Your instructions >> Copy out all the records exactly.

## Start Material for this task

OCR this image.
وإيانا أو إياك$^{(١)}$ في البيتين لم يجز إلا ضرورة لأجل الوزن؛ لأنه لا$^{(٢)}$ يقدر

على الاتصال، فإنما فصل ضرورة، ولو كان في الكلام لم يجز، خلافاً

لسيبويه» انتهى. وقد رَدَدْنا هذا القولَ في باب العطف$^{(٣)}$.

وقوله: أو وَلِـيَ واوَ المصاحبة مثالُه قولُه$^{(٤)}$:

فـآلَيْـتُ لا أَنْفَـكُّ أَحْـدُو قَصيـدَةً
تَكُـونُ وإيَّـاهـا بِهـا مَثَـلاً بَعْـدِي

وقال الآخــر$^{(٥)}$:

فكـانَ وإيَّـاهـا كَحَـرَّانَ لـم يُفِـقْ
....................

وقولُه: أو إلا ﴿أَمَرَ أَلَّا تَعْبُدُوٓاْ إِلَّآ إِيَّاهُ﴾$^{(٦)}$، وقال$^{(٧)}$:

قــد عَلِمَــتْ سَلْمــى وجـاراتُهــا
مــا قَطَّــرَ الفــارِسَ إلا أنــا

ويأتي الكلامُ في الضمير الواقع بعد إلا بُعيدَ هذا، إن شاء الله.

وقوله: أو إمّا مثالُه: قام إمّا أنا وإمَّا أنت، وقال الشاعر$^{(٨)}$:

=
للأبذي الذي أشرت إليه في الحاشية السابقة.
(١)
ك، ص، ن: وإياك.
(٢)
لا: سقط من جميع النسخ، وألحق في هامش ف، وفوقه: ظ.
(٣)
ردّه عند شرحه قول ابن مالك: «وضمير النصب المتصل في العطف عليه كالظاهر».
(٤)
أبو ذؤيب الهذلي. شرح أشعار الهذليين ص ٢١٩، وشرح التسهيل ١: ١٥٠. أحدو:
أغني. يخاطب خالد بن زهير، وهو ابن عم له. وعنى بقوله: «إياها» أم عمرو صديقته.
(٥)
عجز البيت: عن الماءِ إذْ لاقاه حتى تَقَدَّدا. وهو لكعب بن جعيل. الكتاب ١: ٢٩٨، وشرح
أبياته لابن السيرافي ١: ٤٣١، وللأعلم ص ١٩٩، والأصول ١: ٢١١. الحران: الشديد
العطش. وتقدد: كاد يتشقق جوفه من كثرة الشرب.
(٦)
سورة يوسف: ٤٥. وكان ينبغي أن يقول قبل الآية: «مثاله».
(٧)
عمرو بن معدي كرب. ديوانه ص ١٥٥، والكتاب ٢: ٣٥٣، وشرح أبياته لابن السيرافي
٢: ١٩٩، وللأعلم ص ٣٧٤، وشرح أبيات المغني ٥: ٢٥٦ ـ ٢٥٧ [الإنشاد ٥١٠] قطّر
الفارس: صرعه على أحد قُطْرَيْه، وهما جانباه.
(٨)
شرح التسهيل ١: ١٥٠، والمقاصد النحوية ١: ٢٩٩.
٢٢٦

## End Material for this task

Solution to this task >>
OCR this image.
وإيانا أو إياك$^{(١)}$ في البيتين لم يجز إلا ضرورة لأجل الوزن؛ لأنه لا$^{(٢)}$ يقدر

على الاتصال، فإنما فصل ضرورة، ولو كان في الكلام لم يجز، خلافاً

لسيبويه» انتهى. وقد رَدَدْنا هذا القولَ في باب العطف$^{(٣)}$.

وقوله: أو وَلِـيَ واوَ المصاحبة مثالُه قولُه$^{(٤)}$:

فـآلَيْـتُ لا أَنْفَـكُّ أَحْـدُو قَصيـدَةً
تَكُـونُ وإيَّـاهـا بِهـا مَثَـلاً بَعْـدِي

وقال الآخــر$^{(٥)}$:

فكـانَ وإيَّـاهـا كَحَـرَّانَ لـم يُفِـقْ
....................

وقولُه: أو إلا ﴿أَمَرَ أَلَّا تَعْبُدُوٓاْ إِلَّآ إِيَّاهُ﴾$^{(٦)}$، وقال$^{(٧)}$:

قــد عَلِمَــتْ سَلْمــى وجـاراتُهــا
مــا قَطَّــرَ الفــارِسَ إلا أنــا

ويأتي الكلامُ في الضمير الواقع بعد إلا بُعيدَ هذا، إن شاء الله.

وقوله: أو إمّا مثالُه: قام إمّا أنا وإمَّا أنت، وقال الشاعر$^{(٨)}$:

=
للأبذي الذي أشرت إليه في الحاشية السابقة.
(١)
ك، ص، ن: وإياك.
(٢)
لا: سقط من جميع النسخ، وألحق في هامش ف، وفوقه: ظ.
(٣)
ردّه عند شرحه قول ابن مالك: «وضمير النصب المتصل في العطف عليه كالظاهر».
(٤)
أبو ذؤيب الهذلي. شرح أشعار الهذليين ص ٢١٩، وشرح التسهيل ١: ١٥٠. أحدو:
أغني. يخاطب خالد بن زهير، وهو ابن عم له. وعنى بقوله: «إياها» أم عمرو صديقته.
(٥)
عجز البيت: عن الماءِ إذْ لاقاه حتى تَقَدَّدا. وهو لكعب بن جعيل. الكتاب ١: ٢٩٨، وشرح
أبياته لابن السيرافي ١: ٤٣١، وللأعلم ص ١٩٩، والأصول ١: ٢١١. الحران: الشديد
العطش. وتقدد: كاد يتشقق جوفه من كثرة الشرب.
(٦)
سورة يوسف: ٤٥. وكان ينبغي أن يقول قبل الآية: «مثاله».
(٧)
عمرو بن معدي كرب. ديوانه ص ١٥٥، والكتاب ٢: ٣٥٣، وشرح أبياته لابن السيرافي
٢: ١٩٩، وللأعلم ص ٣٧٤، وشرح أبيات المغني ٥: ٢٥٦ ـ ٢٥٧ [الإنشاد ٥١٠] قطّر
الفارس: صرعه على أحد قُطْرَيْه، وهما جانباه.
(٨)
شرح التسهيل ١: ١٥٠، والمقاصد النحوية ١: ٢٩٩.
٢٢٦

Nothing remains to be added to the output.